## EXERCISE
Each entry in the listing below should be restated word for word.

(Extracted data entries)
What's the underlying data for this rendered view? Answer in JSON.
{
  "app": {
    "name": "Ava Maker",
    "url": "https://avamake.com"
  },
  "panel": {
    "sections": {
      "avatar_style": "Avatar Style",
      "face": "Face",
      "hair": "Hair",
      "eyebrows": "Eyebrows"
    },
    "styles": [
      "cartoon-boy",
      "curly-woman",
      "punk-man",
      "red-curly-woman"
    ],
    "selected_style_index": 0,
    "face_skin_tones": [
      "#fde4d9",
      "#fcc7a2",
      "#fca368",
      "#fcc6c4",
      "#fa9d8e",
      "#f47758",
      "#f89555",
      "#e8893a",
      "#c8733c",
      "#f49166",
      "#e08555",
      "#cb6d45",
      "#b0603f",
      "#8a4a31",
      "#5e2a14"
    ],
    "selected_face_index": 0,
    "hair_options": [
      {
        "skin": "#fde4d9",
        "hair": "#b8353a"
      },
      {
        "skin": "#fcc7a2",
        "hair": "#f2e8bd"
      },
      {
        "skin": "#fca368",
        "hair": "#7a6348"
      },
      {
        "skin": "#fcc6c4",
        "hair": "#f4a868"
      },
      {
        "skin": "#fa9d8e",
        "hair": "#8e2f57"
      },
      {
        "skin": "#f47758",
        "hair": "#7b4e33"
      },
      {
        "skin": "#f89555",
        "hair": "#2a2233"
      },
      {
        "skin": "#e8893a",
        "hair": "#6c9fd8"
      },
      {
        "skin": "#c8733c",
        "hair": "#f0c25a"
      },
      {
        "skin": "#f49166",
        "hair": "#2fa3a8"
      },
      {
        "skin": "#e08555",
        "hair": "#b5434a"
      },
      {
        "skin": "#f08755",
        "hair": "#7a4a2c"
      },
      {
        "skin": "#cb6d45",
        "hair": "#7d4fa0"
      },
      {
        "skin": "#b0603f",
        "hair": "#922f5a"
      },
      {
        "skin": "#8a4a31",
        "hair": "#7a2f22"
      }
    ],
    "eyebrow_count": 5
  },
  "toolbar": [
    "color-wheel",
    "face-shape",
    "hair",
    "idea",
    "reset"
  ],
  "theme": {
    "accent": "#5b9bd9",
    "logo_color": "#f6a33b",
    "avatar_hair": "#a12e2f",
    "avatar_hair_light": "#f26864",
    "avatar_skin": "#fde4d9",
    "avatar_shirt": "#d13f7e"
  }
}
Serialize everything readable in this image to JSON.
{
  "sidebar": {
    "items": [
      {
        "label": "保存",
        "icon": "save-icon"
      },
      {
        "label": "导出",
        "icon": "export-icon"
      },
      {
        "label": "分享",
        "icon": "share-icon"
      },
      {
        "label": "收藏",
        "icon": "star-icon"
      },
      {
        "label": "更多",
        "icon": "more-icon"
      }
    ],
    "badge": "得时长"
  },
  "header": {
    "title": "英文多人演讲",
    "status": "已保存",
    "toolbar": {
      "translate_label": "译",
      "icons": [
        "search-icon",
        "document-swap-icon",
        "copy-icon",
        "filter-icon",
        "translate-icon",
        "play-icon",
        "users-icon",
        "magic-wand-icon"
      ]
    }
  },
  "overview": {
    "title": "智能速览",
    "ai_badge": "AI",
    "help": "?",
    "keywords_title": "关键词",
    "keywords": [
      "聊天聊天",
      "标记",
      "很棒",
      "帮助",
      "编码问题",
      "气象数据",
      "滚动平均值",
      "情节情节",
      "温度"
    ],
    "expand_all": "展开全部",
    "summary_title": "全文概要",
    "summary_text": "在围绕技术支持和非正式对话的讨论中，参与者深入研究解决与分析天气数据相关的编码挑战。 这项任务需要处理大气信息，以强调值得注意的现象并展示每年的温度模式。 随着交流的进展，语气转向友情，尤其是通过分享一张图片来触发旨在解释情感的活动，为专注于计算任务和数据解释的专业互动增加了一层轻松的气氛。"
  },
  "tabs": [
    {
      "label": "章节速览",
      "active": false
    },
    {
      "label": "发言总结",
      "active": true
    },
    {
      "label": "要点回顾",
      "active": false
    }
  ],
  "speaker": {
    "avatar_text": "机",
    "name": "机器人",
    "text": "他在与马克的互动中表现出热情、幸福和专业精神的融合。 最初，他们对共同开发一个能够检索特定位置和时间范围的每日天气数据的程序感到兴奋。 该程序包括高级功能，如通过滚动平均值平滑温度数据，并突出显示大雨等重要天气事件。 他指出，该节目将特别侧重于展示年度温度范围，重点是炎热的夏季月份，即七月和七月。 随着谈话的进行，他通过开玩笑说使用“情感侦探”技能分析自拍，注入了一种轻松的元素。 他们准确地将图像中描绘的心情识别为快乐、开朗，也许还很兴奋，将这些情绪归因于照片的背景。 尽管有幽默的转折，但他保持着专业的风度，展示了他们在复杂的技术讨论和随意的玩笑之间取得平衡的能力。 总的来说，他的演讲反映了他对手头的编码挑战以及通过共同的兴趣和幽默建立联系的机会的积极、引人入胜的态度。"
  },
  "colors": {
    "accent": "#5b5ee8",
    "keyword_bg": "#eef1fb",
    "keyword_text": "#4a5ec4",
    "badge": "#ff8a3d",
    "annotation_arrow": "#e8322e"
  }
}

## COMPLETE RESPONSE
What's the underlying data for this rendered view? Answer in JSON.
{
  "app": {
    "name": "Ava Maker",
    "url": "https://avamake.com"
  },
  "panel": {
    "sections": {
      "avatar_style": "Avatar Style",
      "face": "Face",
      "hair": "Hair",
      "eyebrows": "Eyebrows"
    },
    "styles": [
      "cartoon-boy",
      "curly-woman",
      "punk-man",
      "red-curly-woman"
    ],
    "selected_style_index": 0,
    "face_skin_tones": [
      "#fde4d9",
      "#fcc7a2",
      "#fca368",
      "#fcc6c4",
      "#fa9d8e",
      "#f47758",
      "#f89555",
      "#e8893a",
      "#c8733c",
      "#f49166",
      "#e08555",
      "#cb6d45",
      "#b0603f",
      "#8a4a31",
      "#5e2a14"
    ],
    "selected_face_index": 0,
    "hair_options": [
      {
        "skin": "#fde4d9",
        "hair": "#b8353a"
      },
      {
        "skin": "#fcc7a2",
        "hair": "#f2e8bd"
      },
      {
        "skin": "#fca368",
        "hair": "#7a6348"
      },
      {
        "skin": "#fcc6c4",
        "hair": "#f4a868"
      },
      {
        "skin": "#fa9d8e",
        "hair": "#8e2f57"
      },
      {
        "skin": "#f47758",
        "hair": "#7b4e33"
      },
      {
        "skin": "#f89555",
        "hair": "#2a2233"
      },
      {
        "skin": "#e8893a",
        "hair": "#6c9fd8"
      },
      {
        "skin": "#c8733c",
        "hair": "#f0c25a"
      },
      {
        "skin": "#f49166",
        "hair": "#2fa3a8"
      },
      {
        "skin": "#e08555",
        "hair": "#b5434a"
      },
      {
        "skin": "#f08755",
        "hair": "#7a4a2c"
      },
      {
        "skin": "#cb6d45",
        "hair": "#7d4fa0"
      },
      {
        "skin": "#b0603f",
        "hair": "#922f5a"
      },
      {
        "skin": "#8a4a31",
        "hair": "#7a2f22"
      }
    ],
    "eyebrow_count": 5
  },
  "toolbar": [
    "color-wheel",
    "face-shape",
    "hair",
    "idea",
    "reset"
  ],
  "theme": {
    "accent": "#5b9bd9",
    "logo_color": "#f6a33b",
    "avatar_hair": "#a12e2f",
    "avatar_hair_light": "#f26864",
    "avatar_skin": "#fde4d9",
    "avatar_shirt": "#d13f7e"
  }
}
Serialize everything readable in this image to JSON.
{
  "sidebar": {
    "items": [
      {
        "label": "保存",
        "icon": "save-icon"
      },
      {
        "label": "导出",
        "icon": "export-icon"
      },
      {
        "label": "分享",
        "icon": "share-icon"
      },
      {
        "label": "收藏",
        "icon": "star-icon"
      },
      {
        "label": "更多",
        "icon": "more-icon"
      }
    ],
    "badge": "得时长"
  },
  "header": {
    "title": "英文多人演讲",
    "status": "已保存",
    "toolbar": {
      "translate_label": "译",
      "icons": [
        "search-icon",
        "document-swap-icon",
        "copy-icon",
        "filter-icon",
        "translate-icon",
        "play-icon",
        "users-icon",
        "magic-wand-icon"
      ]
    }
  },
  "overview": {
    "title": "智能速览",
    "ai_badge": "AI",
    "help": "?",
    "keywords_title": "关键词",
    "keywords": [
      "聊天聊天",
      "标记",
      "很棒",
      "帮助",
      "编码问题",
      "气象数据",
      "滚动平均值",
      "情节情节",
      "温度"
    ],
    "expand_all": "展开全部",
    "summary_title": "全文概要",
    "summary_text": "在围绕技术支持和非正式对话的讨论中，参与者深入研究解决与分析天气数据相关的编码挑战。 这项任务需要处理大气信息，以强调值得注意的现象并展示每年的温度模式。 随着交流的进展，语气转向友情，尤其是通过分享一张图片来触发旨在解释情感的活动，为专注于计算任务和数据解释的专业互动增加了一层轻松的气氛。"
  },
  "tabs": [
    {
      "label": "章节速览",
      "active": false
    },
    {
      "label": "发言总结",
      "active": true
    },
    {
      "label": "要点回顾",
      "active": false
    }
  ],
  "speaker": {
    "avatar_text": "机",
    "name": "机器人",
    "text": "他在与马克的互动中表现出热情、幸福和专业精神的融合。 最初，他们对共同开发一个能够检索特定位置和时间范围的每日天气数据的程序感到兴奋。 该程序包括高级功能，如通过滚动平均值平滑温度数据，并突出显示大雨等重要天气事件。 他指出，该节目将特别侧重于展示年度温度范围，重点是炎热的夏季月份，即七月和七月。 随着谈话的进行，他通过开玩笑说使用“情感侦探”技能分析自拍，注入了一种轻松的元素。 他们准确地将图像中描绘的心情识别为快乐、开朗，也许还很兴奋，将这些情绪归因于照片的背景。 尽管有幽默的转折，但他保持着专业的风度，展示了他们在复杂的技术讨论和随意的玩笑之间取得平衡的能力。 总的来说，他的演讲反映了他对手头的编码挑战以及通过共同的兴趣和幽默建立联系的机会的积极、引人入胜的态度。"
  },
  "colors": {
    "accent": "#5b5ee8",
    "keyword_bg": "#eef1fb",
    "keyword_text": "#4a5ec4",
    "badge": "#ff8a3d",
    "annotation_arrow": "#e8322e"
  }
}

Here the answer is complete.